What needs to be done: Copy whichever lines contain the string "利益の傾向".

(Stored data)

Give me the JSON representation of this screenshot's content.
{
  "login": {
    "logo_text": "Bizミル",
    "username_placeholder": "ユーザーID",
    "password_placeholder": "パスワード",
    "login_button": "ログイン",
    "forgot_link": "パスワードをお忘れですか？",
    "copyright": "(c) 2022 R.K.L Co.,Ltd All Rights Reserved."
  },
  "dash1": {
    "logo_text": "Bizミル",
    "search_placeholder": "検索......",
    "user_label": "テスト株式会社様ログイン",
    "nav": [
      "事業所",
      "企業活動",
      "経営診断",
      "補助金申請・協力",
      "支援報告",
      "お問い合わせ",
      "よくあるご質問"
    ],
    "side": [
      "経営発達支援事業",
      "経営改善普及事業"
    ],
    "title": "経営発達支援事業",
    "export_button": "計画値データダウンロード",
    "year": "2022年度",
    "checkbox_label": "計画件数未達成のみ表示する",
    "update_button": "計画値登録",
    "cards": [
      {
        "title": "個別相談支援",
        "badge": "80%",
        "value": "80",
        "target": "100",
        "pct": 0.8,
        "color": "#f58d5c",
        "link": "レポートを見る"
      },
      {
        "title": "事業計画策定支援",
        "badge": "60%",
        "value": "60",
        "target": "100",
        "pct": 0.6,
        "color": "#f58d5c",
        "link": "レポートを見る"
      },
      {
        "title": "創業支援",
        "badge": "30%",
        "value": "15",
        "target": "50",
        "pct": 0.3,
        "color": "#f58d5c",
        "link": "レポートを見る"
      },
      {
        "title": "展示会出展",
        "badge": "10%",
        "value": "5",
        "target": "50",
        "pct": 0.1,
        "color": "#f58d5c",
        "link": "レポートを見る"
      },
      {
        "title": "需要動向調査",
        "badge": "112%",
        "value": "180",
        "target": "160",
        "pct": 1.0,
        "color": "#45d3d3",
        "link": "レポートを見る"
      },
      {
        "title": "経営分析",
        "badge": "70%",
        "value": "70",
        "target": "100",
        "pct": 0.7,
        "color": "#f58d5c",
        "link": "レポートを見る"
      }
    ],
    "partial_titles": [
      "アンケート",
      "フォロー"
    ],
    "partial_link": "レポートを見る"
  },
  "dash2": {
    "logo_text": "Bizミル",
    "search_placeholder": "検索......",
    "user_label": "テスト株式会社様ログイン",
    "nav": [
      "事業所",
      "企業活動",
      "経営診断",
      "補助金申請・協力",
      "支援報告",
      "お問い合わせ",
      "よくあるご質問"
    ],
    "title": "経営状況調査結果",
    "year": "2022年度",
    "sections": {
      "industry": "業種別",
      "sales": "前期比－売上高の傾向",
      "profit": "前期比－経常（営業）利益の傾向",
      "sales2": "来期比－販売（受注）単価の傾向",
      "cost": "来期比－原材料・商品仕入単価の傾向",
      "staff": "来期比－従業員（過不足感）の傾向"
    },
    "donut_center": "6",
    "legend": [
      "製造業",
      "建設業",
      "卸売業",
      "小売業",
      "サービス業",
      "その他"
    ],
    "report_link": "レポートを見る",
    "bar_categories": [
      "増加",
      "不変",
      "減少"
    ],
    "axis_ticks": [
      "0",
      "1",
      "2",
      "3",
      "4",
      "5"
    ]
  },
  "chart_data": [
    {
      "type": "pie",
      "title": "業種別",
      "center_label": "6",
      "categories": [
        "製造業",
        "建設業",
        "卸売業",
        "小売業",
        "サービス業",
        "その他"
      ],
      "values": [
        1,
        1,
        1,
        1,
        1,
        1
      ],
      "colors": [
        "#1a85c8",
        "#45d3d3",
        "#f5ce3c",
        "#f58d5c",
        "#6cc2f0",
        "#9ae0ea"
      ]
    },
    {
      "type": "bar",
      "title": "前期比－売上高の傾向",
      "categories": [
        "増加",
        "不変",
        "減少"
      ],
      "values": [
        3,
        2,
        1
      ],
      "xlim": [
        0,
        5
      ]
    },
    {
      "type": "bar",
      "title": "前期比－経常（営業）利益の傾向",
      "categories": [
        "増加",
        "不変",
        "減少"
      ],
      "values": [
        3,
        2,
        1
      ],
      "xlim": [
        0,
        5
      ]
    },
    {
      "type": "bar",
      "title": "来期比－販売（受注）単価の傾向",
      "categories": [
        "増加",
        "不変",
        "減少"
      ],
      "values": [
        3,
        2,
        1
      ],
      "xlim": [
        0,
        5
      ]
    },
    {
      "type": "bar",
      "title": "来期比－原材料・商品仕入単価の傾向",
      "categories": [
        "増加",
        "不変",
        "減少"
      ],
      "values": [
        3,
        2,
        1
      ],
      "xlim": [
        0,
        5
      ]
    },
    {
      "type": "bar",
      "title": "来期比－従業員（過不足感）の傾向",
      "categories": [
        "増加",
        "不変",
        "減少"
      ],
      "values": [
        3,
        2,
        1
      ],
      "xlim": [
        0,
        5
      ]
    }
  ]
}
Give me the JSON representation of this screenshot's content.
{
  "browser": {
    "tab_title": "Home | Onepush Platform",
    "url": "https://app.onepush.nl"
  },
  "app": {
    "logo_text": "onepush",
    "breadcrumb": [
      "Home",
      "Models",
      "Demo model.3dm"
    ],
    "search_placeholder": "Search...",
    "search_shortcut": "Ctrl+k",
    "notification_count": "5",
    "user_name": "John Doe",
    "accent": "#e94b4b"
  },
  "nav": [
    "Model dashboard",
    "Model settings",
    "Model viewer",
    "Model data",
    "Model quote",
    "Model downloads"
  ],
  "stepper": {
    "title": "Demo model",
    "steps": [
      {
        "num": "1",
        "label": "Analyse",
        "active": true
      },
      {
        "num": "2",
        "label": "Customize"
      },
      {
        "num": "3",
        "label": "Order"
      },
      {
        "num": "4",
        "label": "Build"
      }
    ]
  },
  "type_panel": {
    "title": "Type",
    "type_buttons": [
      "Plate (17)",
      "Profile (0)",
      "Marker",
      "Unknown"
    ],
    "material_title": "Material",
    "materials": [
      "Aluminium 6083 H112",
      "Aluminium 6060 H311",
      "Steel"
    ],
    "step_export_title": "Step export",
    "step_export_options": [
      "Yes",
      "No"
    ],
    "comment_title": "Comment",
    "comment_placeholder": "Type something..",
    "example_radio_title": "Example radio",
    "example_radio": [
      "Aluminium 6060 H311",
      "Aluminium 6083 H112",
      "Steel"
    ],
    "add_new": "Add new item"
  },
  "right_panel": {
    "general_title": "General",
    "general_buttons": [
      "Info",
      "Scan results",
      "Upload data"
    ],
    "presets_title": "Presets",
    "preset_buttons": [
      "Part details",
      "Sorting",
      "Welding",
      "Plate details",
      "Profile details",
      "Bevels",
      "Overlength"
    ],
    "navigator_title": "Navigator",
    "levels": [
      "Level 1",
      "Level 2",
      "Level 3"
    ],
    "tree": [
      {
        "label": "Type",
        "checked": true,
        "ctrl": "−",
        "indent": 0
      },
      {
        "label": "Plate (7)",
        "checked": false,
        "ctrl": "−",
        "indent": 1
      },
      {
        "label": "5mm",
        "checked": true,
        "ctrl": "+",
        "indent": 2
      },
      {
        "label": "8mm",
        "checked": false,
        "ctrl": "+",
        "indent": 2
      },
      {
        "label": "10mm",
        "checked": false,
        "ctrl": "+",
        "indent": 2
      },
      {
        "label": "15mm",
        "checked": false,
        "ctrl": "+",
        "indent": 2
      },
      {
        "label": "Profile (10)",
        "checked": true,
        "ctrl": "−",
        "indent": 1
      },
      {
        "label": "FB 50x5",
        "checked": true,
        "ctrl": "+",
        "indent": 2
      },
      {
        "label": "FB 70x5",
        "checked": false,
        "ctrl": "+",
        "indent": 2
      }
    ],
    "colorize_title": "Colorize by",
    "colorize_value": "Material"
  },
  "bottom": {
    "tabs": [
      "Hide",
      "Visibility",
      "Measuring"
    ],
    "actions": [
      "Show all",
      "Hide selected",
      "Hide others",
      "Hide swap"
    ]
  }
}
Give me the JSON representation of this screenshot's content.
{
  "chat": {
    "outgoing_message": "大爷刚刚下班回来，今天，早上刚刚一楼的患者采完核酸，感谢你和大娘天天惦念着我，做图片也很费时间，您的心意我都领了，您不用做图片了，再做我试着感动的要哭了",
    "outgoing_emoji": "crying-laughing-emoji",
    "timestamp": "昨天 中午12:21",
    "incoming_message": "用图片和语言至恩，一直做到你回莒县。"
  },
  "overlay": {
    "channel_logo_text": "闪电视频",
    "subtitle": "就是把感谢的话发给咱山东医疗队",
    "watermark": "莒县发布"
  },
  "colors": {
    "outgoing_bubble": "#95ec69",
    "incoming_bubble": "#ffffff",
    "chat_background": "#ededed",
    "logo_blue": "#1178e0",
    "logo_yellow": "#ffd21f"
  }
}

Final result:
      "profit": "前期比－経常（営業）利益の傾向",
      "title": "前期比－経常（営業）利益の傾向",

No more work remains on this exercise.